Data items:
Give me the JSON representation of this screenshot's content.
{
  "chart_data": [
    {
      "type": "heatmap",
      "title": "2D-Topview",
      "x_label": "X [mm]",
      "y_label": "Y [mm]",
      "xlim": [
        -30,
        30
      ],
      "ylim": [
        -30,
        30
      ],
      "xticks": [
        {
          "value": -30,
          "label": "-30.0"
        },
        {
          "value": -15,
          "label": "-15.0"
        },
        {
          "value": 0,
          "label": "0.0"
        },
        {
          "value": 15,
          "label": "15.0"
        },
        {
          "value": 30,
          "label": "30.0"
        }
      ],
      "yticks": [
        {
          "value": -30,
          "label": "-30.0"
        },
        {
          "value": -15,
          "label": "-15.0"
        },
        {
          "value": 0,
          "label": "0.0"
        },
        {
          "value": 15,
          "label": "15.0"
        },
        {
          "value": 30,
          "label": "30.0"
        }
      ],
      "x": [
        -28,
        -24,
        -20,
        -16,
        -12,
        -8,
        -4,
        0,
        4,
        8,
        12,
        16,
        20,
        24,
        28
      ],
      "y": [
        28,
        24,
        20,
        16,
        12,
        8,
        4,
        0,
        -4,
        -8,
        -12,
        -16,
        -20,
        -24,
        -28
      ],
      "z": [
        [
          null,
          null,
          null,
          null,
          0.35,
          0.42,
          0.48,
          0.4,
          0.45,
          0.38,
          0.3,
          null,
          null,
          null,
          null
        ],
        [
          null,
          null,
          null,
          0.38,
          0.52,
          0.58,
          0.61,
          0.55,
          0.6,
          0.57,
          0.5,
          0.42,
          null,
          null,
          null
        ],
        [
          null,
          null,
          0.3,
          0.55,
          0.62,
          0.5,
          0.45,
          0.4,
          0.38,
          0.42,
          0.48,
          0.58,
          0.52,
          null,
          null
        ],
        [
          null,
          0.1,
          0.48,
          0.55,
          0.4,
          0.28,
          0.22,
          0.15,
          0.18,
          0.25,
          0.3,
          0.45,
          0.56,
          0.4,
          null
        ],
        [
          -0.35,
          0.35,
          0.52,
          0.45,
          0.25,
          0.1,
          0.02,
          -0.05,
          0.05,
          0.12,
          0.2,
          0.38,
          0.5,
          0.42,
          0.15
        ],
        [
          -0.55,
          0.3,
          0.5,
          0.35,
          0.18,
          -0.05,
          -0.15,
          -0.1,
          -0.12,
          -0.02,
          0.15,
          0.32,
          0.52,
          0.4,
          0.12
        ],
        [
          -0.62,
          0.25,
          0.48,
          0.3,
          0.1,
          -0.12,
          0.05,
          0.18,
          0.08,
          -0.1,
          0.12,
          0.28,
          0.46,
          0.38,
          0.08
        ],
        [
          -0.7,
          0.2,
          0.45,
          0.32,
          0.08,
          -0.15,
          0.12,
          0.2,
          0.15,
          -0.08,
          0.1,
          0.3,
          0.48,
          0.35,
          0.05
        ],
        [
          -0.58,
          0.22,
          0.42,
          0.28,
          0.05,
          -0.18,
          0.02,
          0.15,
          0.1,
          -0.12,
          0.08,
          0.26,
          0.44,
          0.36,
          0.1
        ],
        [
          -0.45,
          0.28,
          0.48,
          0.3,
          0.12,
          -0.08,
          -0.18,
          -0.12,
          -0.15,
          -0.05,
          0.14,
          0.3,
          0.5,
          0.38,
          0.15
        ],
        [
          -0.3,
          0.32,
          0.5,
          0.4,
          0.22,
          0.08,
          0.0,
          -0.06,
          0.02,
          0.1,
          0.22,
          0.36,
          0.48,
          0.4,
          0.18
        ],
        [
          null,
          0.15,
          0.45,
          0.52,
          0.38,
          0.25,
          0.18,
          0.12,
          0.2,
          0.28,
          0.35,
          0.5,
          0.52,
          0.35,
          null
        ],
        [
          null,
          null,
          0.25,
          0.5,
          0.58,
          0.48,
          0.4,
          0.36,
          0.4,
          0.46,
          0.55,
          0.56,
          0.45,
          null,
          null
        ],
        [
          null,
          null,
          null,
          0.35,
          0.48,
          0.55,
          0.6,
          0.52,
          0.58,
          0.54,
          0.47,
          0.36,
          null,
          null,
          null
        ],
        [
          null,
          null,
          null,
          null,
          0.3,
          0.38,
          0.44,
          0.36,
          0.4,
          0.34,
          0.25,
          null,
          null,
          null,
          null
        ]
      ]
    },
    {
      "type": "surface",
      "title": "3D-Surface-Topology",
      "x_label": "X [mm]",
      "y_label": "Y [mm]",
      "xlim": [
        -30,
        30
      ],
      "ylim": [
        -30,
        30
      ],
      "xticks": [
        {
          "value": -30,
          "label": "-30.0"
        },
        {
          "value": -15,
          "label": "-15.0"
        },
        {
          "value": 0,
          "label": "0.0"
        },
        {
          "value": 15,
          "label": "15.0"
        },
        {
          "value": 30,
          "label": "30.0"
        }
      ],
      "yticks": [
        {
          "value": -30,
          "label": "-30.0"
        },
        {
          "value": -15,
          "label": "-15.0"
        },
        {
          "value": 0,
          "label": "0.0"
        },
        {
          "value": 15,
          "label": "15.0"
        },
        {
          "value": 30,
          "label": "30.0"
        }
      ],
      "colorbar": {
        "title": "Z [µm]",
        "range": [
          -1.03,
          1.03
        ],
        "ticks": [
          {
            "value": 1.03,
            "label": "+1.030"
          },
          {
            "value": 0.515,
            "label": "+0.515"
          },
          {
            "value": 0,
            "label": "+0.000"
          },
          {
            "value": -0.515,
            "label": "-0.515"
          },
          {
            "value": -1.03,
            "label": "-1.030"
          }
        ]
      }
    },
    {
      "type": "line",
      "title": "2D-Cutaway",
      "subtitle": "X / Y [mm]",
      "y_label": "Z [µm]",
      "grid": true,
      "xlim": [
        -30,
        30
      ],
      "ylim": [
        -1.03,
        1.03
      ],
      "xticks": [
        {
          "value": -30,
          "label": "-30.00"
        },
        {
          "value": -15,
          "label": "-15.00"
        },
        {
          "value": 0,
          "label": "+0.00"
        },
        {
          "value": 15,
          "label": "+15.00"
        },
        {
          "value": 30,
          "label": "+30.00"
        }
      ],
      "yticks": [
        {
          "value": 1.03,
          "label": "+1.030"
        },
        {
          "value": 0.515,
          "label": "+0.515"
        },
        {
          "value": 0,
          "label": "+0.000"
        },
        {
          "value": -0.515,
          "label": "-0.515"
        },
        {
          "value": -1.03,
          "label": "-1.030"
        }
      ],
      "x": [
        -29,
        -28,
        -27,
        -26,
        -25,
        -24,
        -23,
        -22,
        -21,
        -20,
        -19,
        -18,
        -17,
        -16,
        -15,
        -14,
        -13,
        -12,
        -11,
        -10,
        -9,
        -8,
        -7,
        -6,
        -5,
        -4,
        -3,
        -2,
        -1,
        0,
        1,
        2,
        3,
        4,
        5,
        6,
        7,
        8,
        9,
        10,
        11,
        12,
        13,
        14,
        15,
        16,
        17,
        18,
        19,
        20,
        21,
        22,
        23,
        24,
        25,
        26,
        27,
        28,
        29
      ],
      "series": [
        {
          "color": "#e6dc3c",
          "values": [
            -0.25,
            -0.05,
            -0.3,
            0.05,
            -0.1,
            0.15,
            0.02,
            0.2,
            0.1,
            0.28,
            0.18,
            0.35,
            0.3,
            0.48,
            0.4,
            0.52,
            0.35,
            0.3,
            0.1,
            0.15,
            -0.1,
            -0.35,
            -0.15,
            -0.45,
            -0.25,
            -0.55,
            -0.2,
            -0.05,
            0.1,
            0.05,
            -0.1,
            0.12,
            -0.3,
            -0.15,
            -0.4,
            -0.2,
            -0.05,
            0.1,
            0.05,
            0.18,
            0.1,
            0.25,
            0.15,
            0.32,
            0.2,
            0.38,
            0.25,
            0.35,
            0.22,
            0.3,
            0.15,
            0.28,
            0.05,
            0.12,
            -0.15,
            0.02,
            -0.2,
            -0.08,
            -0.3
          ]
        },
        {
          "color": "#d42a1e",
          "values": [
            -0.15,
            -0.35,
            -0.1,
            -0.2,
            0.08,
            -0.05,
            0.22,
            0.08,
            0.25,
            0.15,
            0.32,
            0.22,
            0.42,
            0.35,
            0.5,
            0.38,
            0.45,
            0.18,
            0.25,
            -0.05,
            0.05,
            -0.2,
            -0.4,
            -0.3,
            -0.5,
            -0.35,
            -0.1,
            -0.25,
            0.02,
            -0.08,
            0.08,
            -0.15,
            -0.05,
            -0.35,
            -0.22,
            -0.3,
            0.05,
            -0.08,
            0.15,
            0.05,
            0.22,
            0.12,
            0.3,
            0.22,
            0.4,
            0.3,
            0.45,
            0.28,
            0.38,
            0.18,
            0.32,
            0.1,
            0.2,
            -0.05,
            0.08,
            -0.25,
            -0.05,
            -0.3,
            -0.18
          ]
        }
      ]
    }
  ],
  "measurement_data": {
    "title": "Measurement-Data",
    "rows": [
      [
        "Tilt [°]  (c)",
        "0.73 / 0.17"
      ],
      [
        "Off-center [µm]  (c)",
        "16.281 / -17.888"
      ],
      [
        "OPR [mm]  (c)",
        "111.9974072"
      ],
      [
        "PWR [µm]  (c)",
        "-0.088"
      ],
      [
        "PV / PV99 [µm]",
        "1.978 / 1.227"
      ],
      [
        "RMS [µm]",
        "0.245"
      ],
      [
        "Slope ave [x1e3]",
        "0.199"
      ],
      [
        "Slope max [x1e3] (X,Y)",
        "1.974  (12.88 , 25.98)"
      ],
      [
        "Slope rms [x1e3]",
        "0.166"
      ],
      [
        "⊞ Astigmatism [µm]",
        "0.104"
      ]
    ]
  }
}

*TASK DIRECTIONS*. Look for the word "type" in every line of the listing and copy the lines that have it.

*FINISHED ANSWER*.
      "type": "heatmap",
      "type": "surface",
      "type": "line",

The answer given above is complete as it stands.